Input rows:
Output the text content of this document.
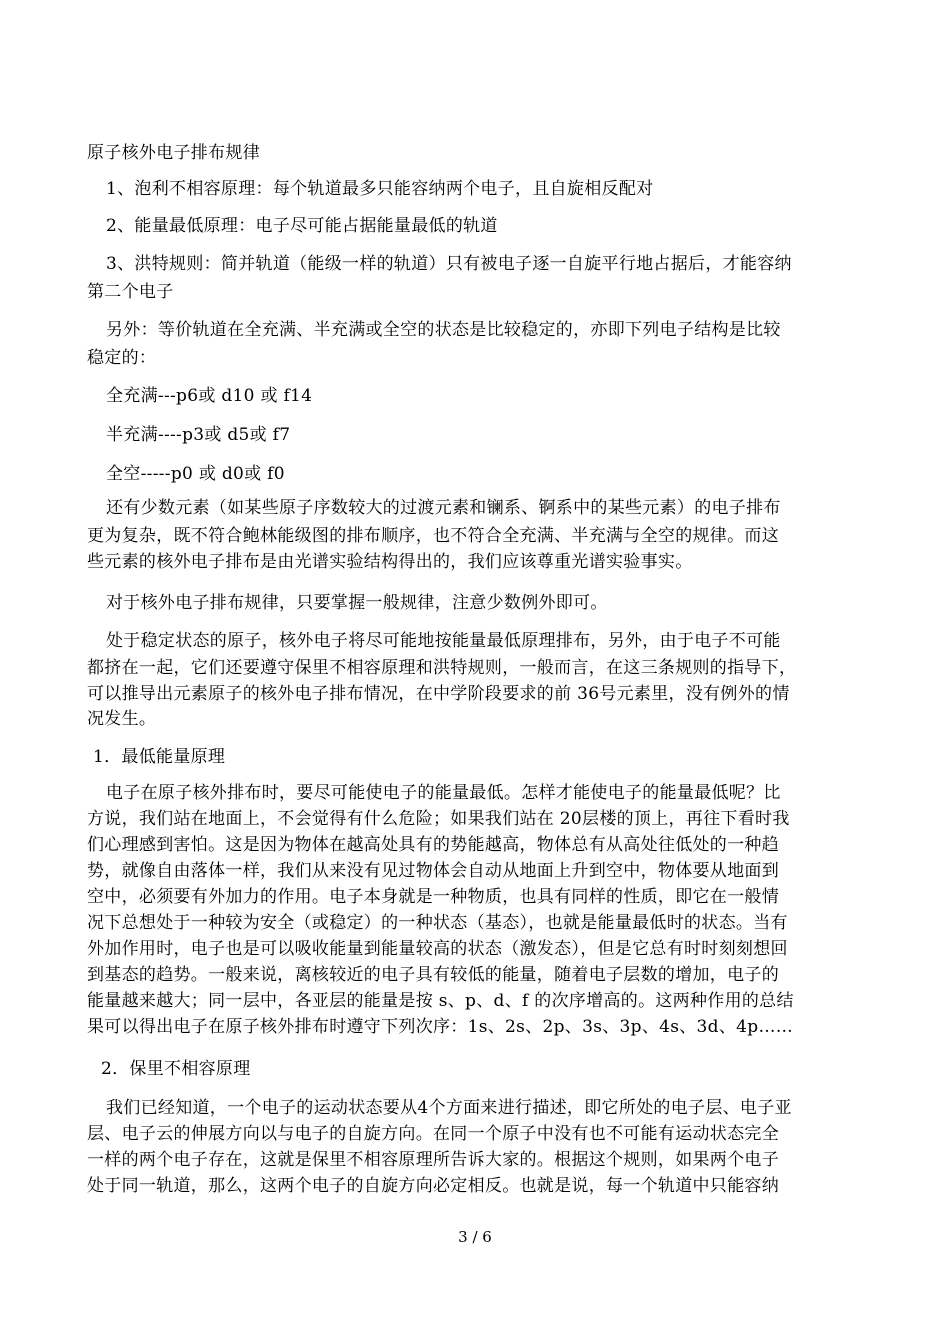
原子核外电子排布规律
1、泡利不相容原理：每个轨道最多只能容纳两个电子，且自旋相反配对
2、能量最低原理：电子尽可能占据能量最低的轨道
3、洪特规则：简并轨道（能级一样的轨道）只有被电子逐一自旋平行地占据后，才能容纳
第二个电子
另外：等价轨道在全充满、半充满或全空的状态是比较稳定的，亦即下列电子结构是比较
稳定的：
全充满---p6或 d10 或 f14
半充满----p3或 d5或 f7
全空-----p0 或 d0或 f0
还有少数元素（如某些原子序数较大的过渡元素和镧系、锕系中的某些元素）的电子排布
更为复杂，既不符合鲍林能级图的排布顺序，也不符合全充满、半充满与全空的规律。而这
些元素的核外电子排布是由光谱实验结构得出的，我们应该尊重光谱实验事实。
对于核外电子排布规律，只要掌握一般规律，注意少数例外即可。
处于稳定状态的原子，核外电子将尽可能地按能量最低原理排布，另外，由于电子不可能
都挤在一起，它们还要遵守保里不相容原理和洪特规则，一般而言，在这三条规则的指导下，
可以推导出元素原子的核外电子排布情况，在中学阶段要求的前 36号元素里，没有例外的情
况发生。
1．最低能量原理
电子在原子核外排布时，要尽可能使电子的能量最低。怎样才能使电子的能量最低呢？比
方说，我们站在地面上，不会觉得有什么危险；如果我们站在 20层楼的顶上，再往下看时我
们心理感到害怕。这是因为物体在越高处具有的势能越高，物体总有从高处往低处的一种趋
势，就像自由落体一样，我们从来没有见过物体会自动从地面上升到空中，物体要从地面到
空中，必须要有外加力的作用。电子本身就是一种物质，也具有同样的性质，即它在一般情
况下总想处于一种较为安全（或稳定）的一种状态（基态），也就是能量最低时的状态。当有
外加作用时，电子也是可以吸收能量到能量较高的状态（激发态），但是它总有时时刻刻想回
到基态的趋势。一般来说，离核较近的电子具有较低的能量，随着电子层数的增加，电子的
能量越来越大；同一层中，各亚层的能量是按 s、p、d、f 的次序增高的。这两种作用的总结
果可以得出电子在原子核外排布时遵守下列次序：1s、2s、2p、3s、3p、4s、3d、4p……
2．保里不相容原理
我们已经知道，一个电子的运动状态要从4个方面来进行描述，即它所处的电子层、电子亚
层、电子云的伸展方向以与电子的自旋方向。在同一个原子中没有也不可能有运动状态完全
一样的两个电子存在，这就是保里不相容原理所告诉大家的。根据这个规则，如果两个电子
处于同一轨道，那么，这两个电子的自旋方向必定相反。也就是说，每一个轨道中只能容纳
3 / 6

What the task requires: Pictures appear in the records above. Output everything except them, exactly.

Final result:
Output the text content of this document.
原子核外电子排布规律
1、泡利不相容原理：每个轨道最多只能容纳两个电子，且自旋相反配对
2、能量最低原理：电子尽可能占据能量最低的轨道
3、洪特规则：简并轨道（能级一样的轨道）只有被电子逐一自旋平行地占据后，才能容纳
第二个电子
另外：等价轨道在全充满、半充满或全空的状态是比较稳定的，亦即下列电子结构是比较
稳定的：
全充满---p6或 d10 或 f14
半充满----p3或 d5或 f7
全空-----p0 或 d0或 f0
还有少数元素（如某些原子序数较大的过渡元素和镧系、锕系中的某些元素）的电子排布
更为复杂，既不符合鲍林能级图的排布顺序，也不符合全充满、半充满与全空的规律。而这
些元素的核外电子排布是由光谱实验结构得出的，我们应该尊重光谱实验事实。
对于核外电子排布规律，只要掌握一般规律，注意少数例外即可。
处于稳定状态的原子，核外电子将尽可能地按能量最低原理排布，另外，由于电子不可能
都挤在一起，它们还要遵守保里不相容原理和洪特规则，一般而言，在这三条规则的指导下，
可以推导出元素原子的核外电子排布情况，在中学阶段要求的前 36号元素里，没有例外的情
况发生。
1．最低能量原理
电子在原子核外排布时，要尽可能使电子的能量最低。怎样才能使电子的能量最低呢？比
方说，我们站在地面上，不会觉得有什么危险；如果我们站在 20层楼的顶上，再往下看时我
们心理感到害怕。这是因为物体在越高处具有的势能越高，物体总有从高处往低处的一种趋
势，就像自由落体一样，我们从来没有见过物体会自动从地面上升到空中，物体要从地面到
空中，必须要有外加力的作用。电子本身就是一种物质，也具有同样的性质，即它在一般情
况下总想处于一种较为安全（或稳定）的一种状态（基态），也就是能量最低时的状态。当有
外加作用时，电子也是可以吸收能量到能量较高的状态（激发态），但是它总有时时刻刻想回
到基态的趋势。一般来说，离核较近的电子具有较低的能量，随着电子层数的增加，电子的
能量越来越大；同一层中，各亚层的能量是按 s、p、d、f 的次序增高的。这两种作用的总结
果可以得出电子在原子核外排布时遵守下列次序：1s、2s、2p、3s、3p、4s、3d、4p……
2．保里不相容原理
我们已经知道，一个电子的运动状态要从4个方面来进行描述，即它所处的电子层、电子亚
层、电子云的伸展方向以与电子的自旋方向。在同一个原子中没有也不可能有运动状态完全
一样的两个电子存在，这就是保里不相容原理所告诉大家的。根据这个规则，如果两个电子
处于同一轨道，那么，这两个电子的自旋方向必定相反。也就是说，每一个轨道中只能容纳
3 / 6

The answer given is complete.